■ **SHORT TASK**: Show every line in the entries below where the word "Programming" appears.

*** INFORMATION SHOWN

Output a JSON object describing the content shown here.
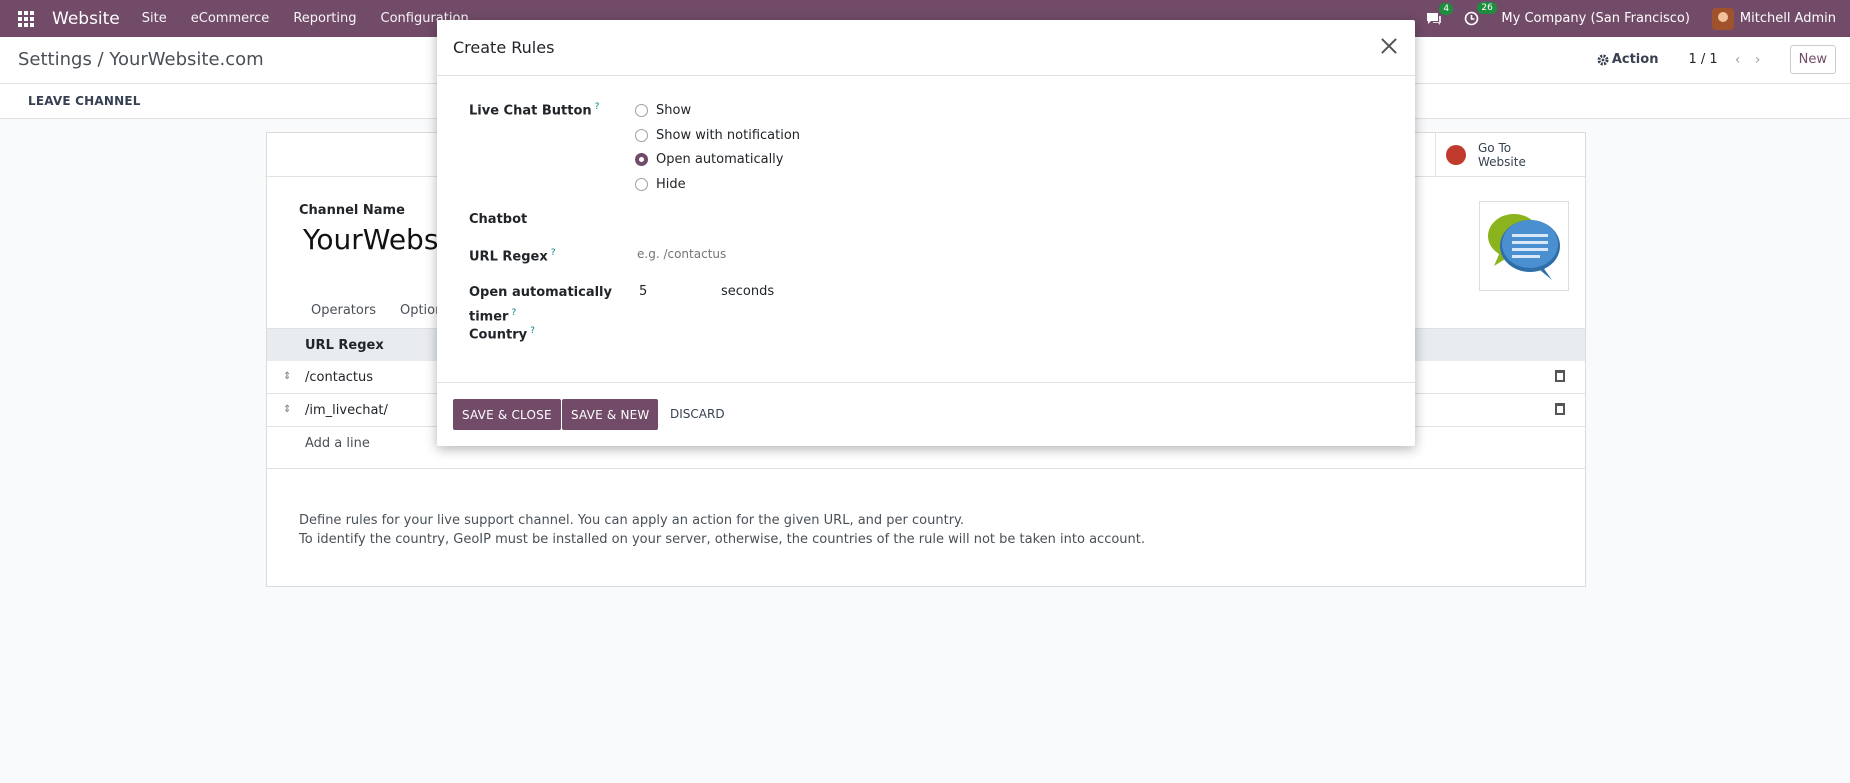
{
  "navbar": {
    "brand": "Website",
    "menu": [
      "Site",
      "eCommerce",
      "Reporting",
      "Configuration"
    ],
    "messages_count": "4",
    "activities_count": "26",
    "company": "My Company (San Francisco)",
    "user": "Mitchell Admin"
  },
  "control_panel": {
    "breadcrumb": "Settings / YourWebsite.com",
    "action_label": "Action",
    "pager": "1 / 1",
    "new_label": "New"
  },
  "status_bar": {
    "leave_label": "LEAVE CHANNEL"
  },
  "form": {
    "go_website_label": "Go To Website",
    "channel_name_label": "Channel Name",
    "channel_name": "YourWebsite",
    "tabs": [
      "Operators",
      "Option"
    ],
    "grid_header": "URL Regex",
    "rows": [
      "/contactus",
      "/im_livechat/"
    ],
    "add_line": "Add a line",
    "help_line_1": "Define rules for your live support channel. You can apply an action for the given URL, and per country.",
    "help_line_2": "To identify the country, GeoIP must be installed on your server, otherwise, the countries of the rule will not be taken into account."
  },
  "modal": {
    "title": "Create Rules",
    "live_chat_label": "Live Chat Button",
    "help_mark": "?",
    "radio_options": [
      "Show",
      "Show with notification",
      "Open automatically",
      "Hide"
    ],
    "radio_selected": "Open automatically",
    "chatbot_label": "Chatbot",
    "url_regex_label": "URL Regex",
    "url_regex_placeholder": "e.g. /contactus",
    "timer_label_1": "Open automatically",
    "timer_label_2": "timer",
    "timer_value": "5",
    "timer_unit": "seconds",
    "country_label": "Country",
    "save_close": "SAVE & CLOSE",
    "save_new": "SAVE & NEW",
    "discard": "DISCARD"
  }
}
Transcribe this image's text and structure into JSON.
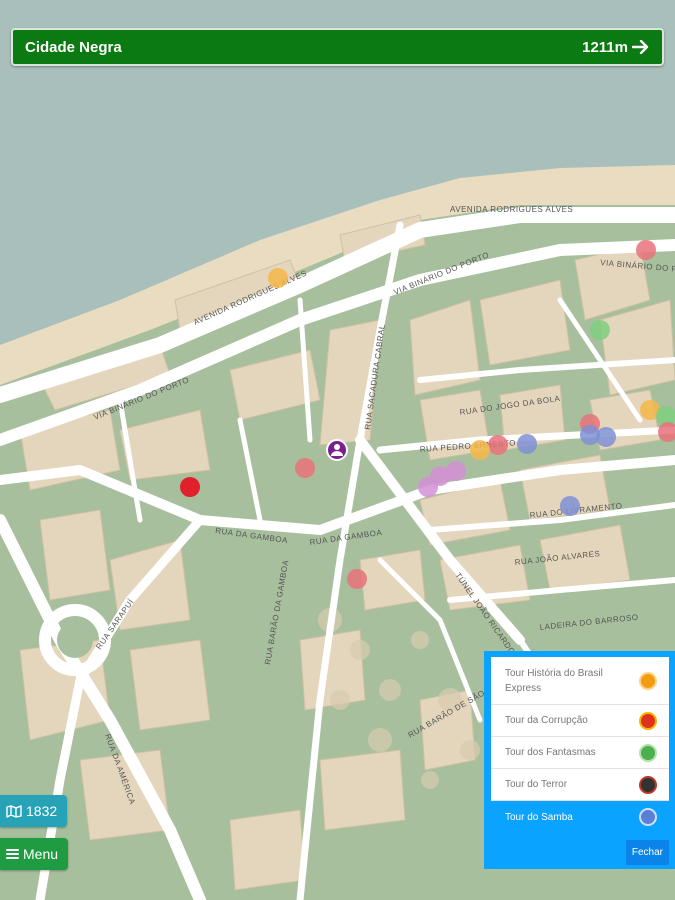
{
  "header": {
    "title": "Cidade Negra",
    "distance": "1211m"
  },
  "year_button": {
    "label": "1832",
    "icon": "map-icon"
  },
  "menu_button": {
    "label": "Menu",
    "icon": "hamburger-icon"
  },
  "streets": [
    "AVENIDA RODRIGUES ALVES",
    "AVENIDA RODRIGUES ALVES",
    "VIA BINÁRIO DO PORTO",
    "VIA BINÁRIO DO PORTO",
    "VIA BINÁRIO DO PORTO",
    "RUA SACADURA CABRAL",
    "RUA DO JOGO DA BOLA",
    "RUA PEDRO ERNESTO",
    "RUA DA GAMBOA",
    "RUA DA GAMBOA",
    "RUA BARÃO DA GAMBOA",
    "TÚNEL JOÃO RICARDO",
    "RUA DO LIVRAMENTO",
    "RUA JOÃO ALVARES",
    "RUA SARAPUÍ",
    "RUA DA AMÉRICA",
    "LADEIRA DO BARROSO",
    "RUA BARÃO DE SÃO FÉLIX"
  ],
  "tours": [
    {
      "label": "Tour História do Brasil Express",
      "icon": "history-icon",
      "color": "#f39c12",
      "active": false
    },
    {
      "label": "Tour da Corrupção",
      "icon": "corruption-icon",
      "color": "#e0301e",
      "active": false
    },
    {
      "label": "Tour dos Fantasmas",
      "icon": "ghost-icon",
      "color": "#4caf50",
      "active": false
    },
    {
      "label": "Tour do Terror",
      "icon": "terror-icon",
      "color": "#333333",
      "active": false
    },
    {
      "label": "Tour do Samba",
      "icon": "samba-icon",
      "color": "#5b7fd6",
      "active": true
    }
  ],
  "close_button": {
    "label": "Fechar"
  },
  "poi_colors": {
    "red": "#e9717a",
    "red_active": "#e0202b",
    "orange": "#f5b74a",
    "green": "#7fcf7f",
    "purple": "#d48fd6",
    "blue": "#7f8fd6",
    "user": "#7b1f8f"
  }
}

******
*** INFORMATION SHOWN

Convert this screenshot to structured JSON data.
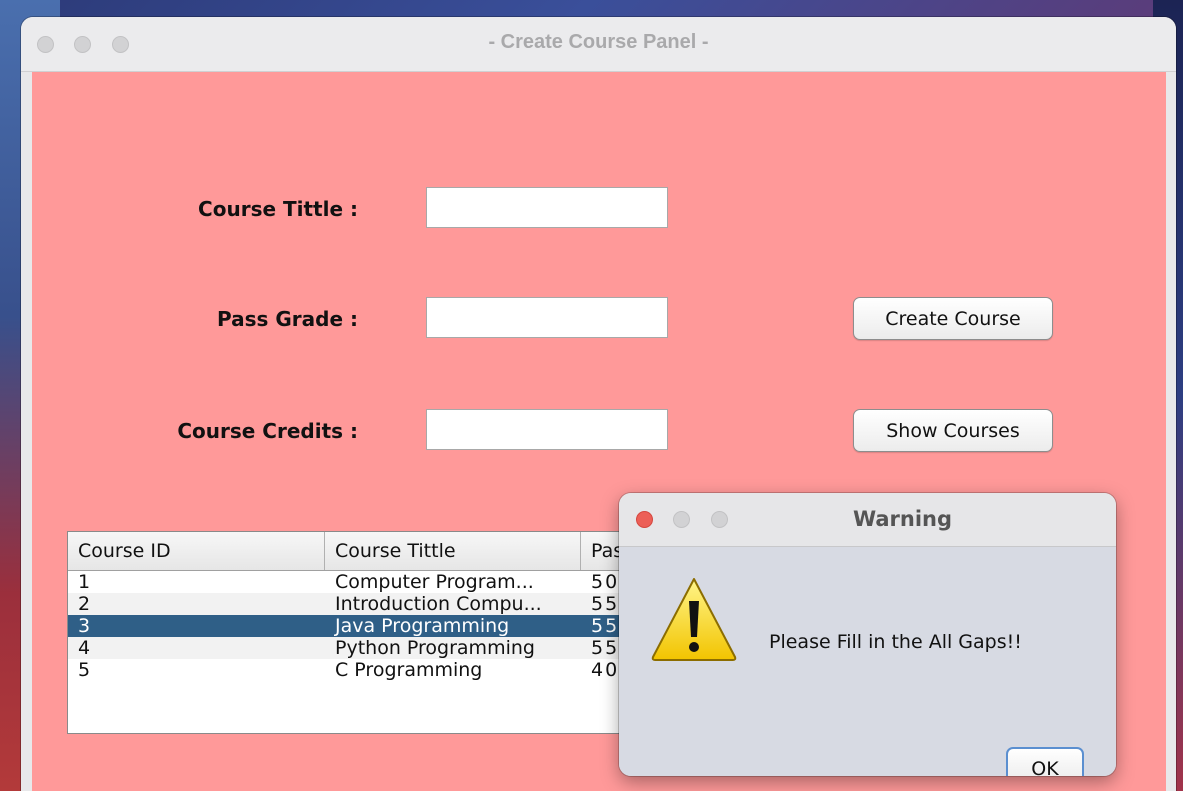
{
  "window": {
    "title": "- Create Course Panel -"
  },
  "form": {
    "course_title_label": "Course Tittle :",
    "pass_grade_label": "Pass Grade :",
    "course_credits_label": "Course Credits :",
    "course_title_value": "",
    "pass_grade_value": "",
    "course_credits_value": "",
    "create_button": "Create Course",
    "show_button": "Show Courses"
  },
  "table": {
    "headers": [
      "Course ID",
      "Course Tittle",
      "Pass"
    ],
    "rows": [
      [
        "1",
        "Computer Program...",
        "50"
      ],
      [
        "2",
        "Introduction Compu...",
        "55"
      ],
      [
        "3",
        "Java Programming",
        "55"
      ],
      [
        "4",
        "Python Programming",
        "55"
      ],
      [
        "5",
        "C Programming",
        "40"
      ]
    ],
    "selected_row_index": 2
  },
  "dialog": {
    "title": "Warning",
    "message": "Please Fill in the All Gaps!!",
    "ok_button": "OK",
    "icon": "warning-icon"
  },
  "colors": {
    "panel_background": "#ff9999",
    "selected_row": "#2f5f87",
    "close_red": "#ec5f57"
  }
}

******

■ **FINAL RESULT**:
        "Java Programming",
        "Python Programming",
        "C Programming",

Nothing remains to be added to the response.